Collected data
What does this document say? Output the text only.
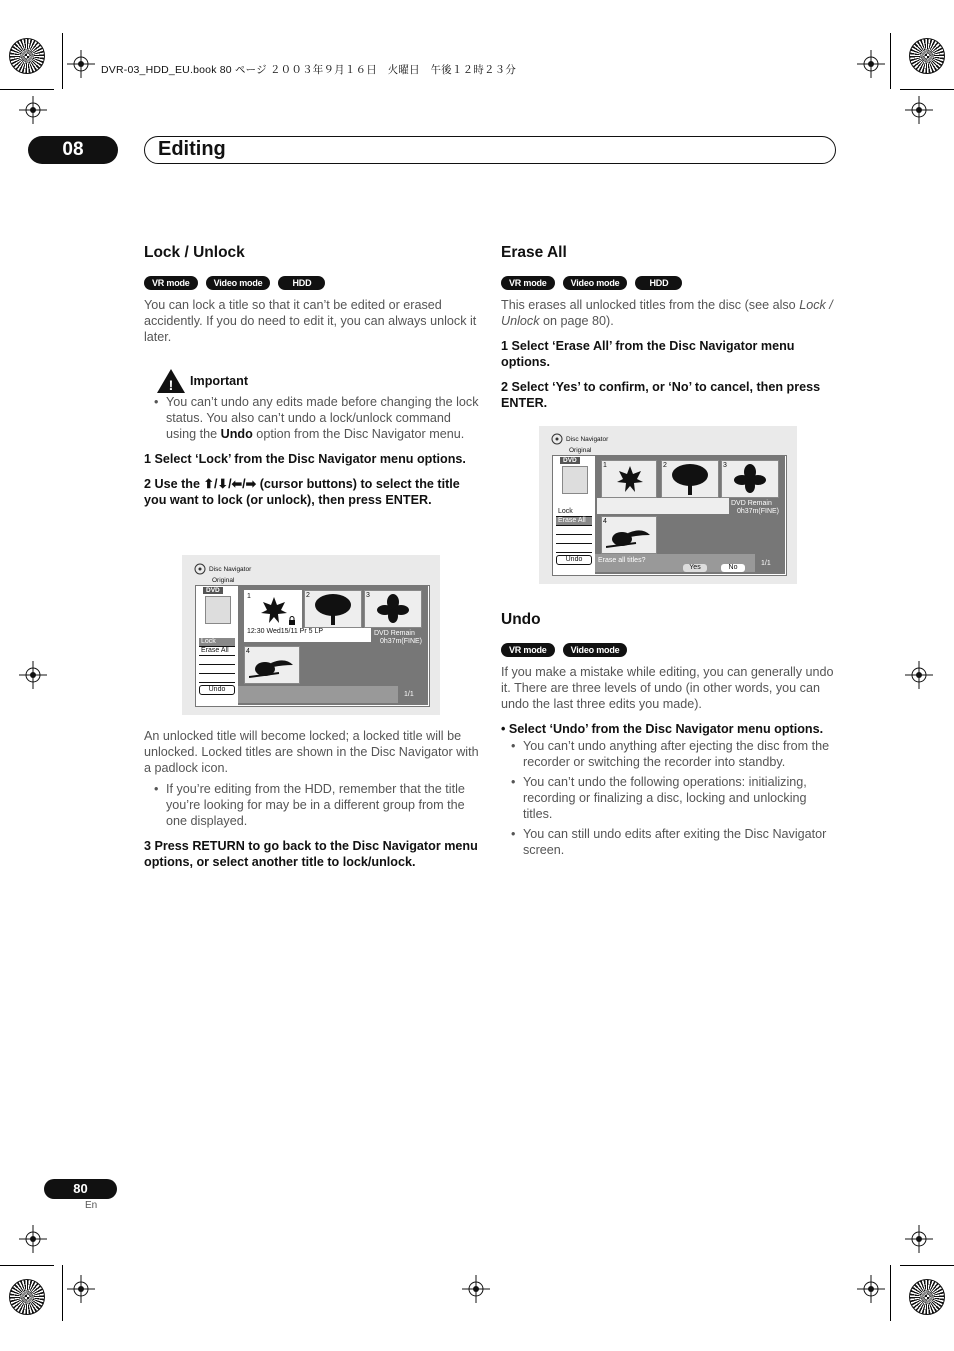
DVR-03_HDD_EU.book 80 ページ ２００３年９月１６日　火曜日　午後１２時２３分
08	Editing
Lock / Unlock
VR mode	Video mode	HDD
You can lock a title so that it can’t be edited or erased accidently. If you do need to edit it, you can always unlock it later.
! Important
• You can’t undo any edits made before changing the lock status. You also can’t undo a lock/unlock command using the Undo option from the Disc Navigator menu.
1 Select ‘Lock’ from the Disc Navigator menu options.
2 Use the ⬆/⬇/⬅/➡ (cursor buttons) to select the title you want to lock (or unlock), then press ENTER.
Disc Navigator
Original
DVD
Lock
Erase All
Undo
1	2	3
12:30 Wed15/11 Pr 5 LP	DVD Remain
0h37m(FINE)
4
1/1
An unlocked title will become locked; a locked title will be unlocked. Locked titles are shown in the Disc Navigator with a padlock icon.
• If you’re editing from the HDD, remember that the title you’re looking for may be in a different group from the one displayed.
3 Press RETURN to go back to the Disc Navigator menu options, or select another title to lock/unlock.
Erase All
VR mode	Video mode	HDD
This erases all unlocked titles from the disc (see also Lock / Unlock on page 80).
1 Select ‘Erase All’ from the Disc Navigator menu options.
2 Select ‘Yes’ to confirm, or ‘No’ to cancel, then press ENTER.
Disc Navigator
Original
DVD
Lock
Erase All
Undo
1	2	3
DVD Remain
0h37m(FINE)
4
Erase all titles?
Yes	No
1/1
Undo
VR mode	Video mode
If you make a mistake while editing, you can generally undo it. There are three levels of undo (in other words, you can undo the last three edits you made).
• Select ‘Undo’ from the Disc Navigator menu options.
• You can’t undo anything after ejecting the disc from the recorder or switching the recorder into standby.
• You can’t undo the following operations: initializing, recording or finalizing a disc, locking and unlocking titles.
• You can still undo edits after exiting the Disc Navigator screen.
80
En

> [Brief]
Find the string "titles" in the listing and return every line that holds it.

> [Output for this exercise]
An unlocked title will become locked; a locked title will be unlocked. Locked titles are shown in the Disc Navigator with a padlock icon.
This erases all unlocked titles from the disc (see also Lock / Unlock on page 80).
Erase all titles?
• You can’t undo the following operations: initializing, recording or finalizing a disc, locking and unlocking titles.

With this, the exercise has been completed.